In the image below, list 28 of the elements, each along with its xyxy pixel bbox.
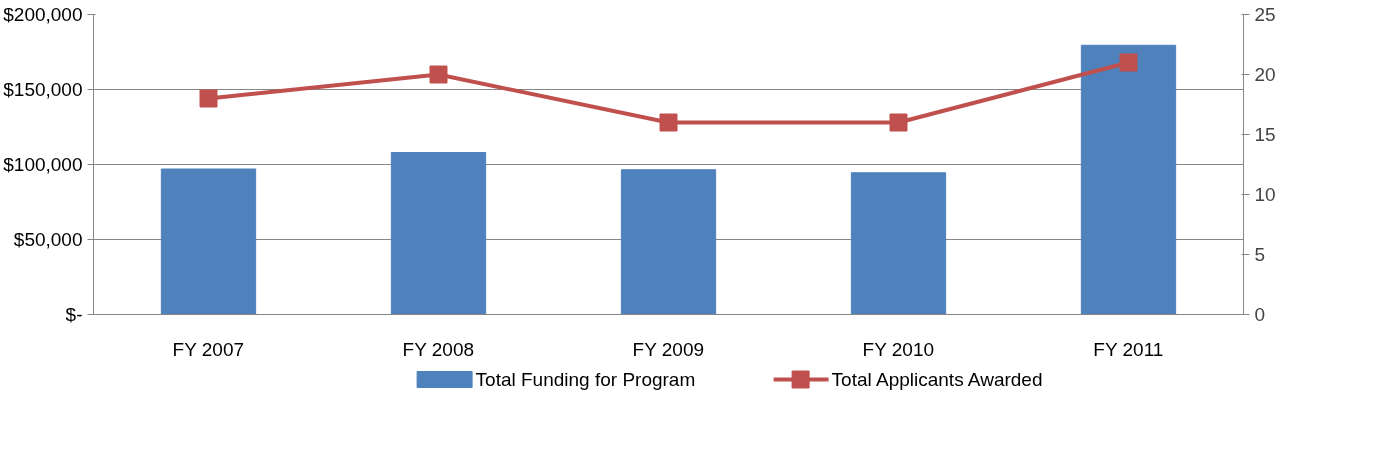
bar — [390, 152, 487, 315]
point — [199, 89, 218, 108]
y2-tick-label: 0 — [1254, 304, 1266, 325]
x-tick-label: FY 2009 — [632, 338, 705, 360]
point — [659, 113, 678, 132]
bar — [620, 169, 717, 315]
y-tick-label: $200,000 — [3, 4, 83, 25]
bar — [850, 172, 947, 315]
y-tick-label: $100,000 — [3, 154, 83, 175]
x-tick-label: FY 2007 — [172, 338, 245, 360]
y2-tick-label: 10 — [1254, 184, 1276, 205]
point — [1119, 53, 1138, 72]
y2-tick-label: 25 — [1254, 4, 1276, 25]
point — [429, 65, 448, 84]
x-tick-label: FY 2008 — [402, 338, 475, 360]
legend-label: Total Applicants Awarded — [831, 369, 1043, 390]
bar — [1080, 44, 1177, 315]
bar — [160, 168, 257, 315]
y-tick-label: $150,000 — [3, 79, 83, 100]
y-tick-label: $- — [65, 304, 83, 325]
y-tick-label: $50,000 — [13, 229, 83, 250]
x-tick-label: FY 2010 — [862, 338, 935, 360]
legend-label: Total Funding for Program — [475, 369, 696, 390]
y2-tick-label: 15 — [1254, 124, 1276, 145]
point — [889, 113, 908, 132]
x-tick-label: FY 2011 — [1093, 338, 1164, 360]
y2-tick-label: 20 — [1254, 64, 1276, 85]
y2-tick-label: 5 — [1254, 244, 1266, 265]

...

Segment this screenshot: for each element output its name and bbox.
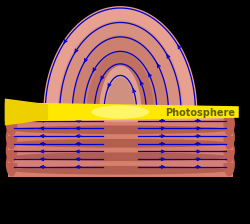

## EXERCISE AIM
Can you reproduce the lines from the line with "In the image" to the line with "y2-tick-label: 5 — [1254, 244, 1266, 265]", replacing "legend-label" with "legend entry" and changing nothing else? Leave the pictures out.

## RESULT BELOW
In the image below, list 28 of the elements, each along with its xyxy pixel bbox.
bar — [390, 152, 487, 315]
point — [199, 89, 218, 108]
y2-tick-label: 0 — [1254, 304, 1266, 325]
x-tick-label: FY 2009 — [632, 338, 705, 360]
point — [659, 113, 678, 132]
bar — [620, 169, 717, 315]
y-tick-label: $200,000 — [3, 4, 83, 25]
bar — [850, 172, 947, 315]
y-tick-label: $100,000 — [3, 154, 83, 175]
x-tick-label: FY 2007 — [172, 338, 245, 360]
y2-tick-label: 10 — [1254, 184, 1276, 205]
point — [1119, 53, 1138, 72]
y2-tick-label: 25 — [1254, 4, 1276, 25]
point — [429, 65, 448, 84]
x-tick-label: FY 2008 — [402, 338, 475, 360]
legend entry: Total Applicants Awarded — [831, 369, 1043, 390]
bar — [1080, 44, 1177, 315]
bar — [160, 168, 257, 315]
y-tick-label: $150,000 — [3, 79, 83, 100]
y-tick-label: $- — [65, 304, 83, 325]
y-tick-label: $50,000 — [13, 229, 83, 250]
x-tick-label: FY 2010 — [862, 338, 935, 360]
legend entry: Total Funding for Program — [475, 369, 696, 390]
y2-tick-label: 15 — [1254, 124, 1276, 145]
point — [889, 113, 908, 132]
x-tick-label: FY 2011 — [1093, 338, 1164, 360]
y2-tick-label: 20 — [1254, 64, 1276, 85]
y2-tick-label: 5 — [1254, 244, 1266, 265]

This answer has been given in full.